▶ [GIVEN INSTRUCTION]: Type every record exactly as it appears.

(Records excerpted from a collection)
════════════════
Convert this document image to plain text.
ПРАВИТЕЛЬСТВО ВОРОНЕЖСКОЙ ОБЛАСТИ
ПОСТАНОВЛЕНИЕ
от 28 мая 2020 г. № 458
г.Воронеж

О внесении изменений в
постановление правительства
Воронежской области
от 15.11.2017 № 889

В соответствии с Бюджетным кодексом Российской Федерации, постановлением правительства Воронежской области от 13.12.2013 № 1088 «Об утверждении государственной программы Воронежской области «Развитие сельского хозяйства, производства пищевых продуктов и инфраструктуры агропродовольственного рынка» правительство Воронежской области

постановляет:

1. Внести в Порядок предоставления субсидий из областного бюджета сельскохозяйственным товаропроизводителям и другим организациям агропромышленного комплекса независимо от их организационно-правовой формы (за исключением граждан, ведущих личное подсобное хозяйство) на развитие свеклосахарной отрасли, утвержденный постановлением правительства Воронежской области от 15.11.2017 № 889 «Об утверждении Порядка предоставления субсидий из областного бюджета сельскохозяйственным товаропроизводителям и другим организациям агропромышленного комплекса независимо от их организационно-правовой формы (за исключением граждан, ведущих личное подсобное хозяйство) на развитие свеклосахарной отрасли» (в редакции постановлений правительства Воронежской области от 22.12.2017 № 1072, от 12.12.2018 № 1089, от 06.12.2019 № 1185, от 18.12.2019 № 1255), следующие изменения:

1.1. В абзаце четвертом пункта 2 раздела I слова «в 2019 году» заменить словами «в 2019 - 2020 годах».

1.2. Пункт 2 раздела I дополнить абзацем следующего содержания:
════════════════
▶ [OUTPUT OF THE TASK]:
Convert this document image to plain text.
ПРАВИТЕЛЬСТВО ВОРОНЕЖСКОЙ ОБЛАСТИ
ПОСТАНОВЛЕНИЕ
от 28 мая 2020 г. № 458
г.Воронеж

О внесении изменений в
постановление правительства
Воронежской области
от 15.11.2017 № 889

В соответствии с Бюджетным кодексом Российской Федерации, постановлением правительства Воронежской области от 13.12.2013 № 1088 «Об утверждении государственной программы Воронежской области «Развитие сельского хозяйства, производства пищевых продуктов и инфраструктуры агропродовольственного рынка» правительство Воронежской области

постановляет:

1. Внести в Порядок предоставления субсидий из областного бюджета сельскохозяйственным товаропроизводителям и другим организациям агропромышленного комплекса независимо от их организационно-правовой формы (за исключением граждан, ведущих личное подсобное хозяйство) на развитие свеклосахарной отрасли, утвержденный постановлением правительства Воронежской области от 15.11.2017 № 889 «Об утверждении Порядка предоставления субсидий из областного бюджета сельскохозяйственным товаропроизводителям и другим организациям агропромышленного комплекса независимо от их организационно-правовой формы (за исключением граждан, ведущих личное подсобное хозяйство) на развитие свеклосахарной отрасли» (в редакции постановлений правительства Воронежской области от 22.12.2017 № 1072, от 12.12.2018 № 1089, от 06.12.2019 № 1185, от 18.12.2019 № 1255), следующие изменения:

1.1. В абзаце четвертом пункта 2 раздела I слова «в 2019 году» заменить словами «в 2019 - 2020 годах».

1.2. Пункт 2 раздела I дополнить абзацем следующего содержания:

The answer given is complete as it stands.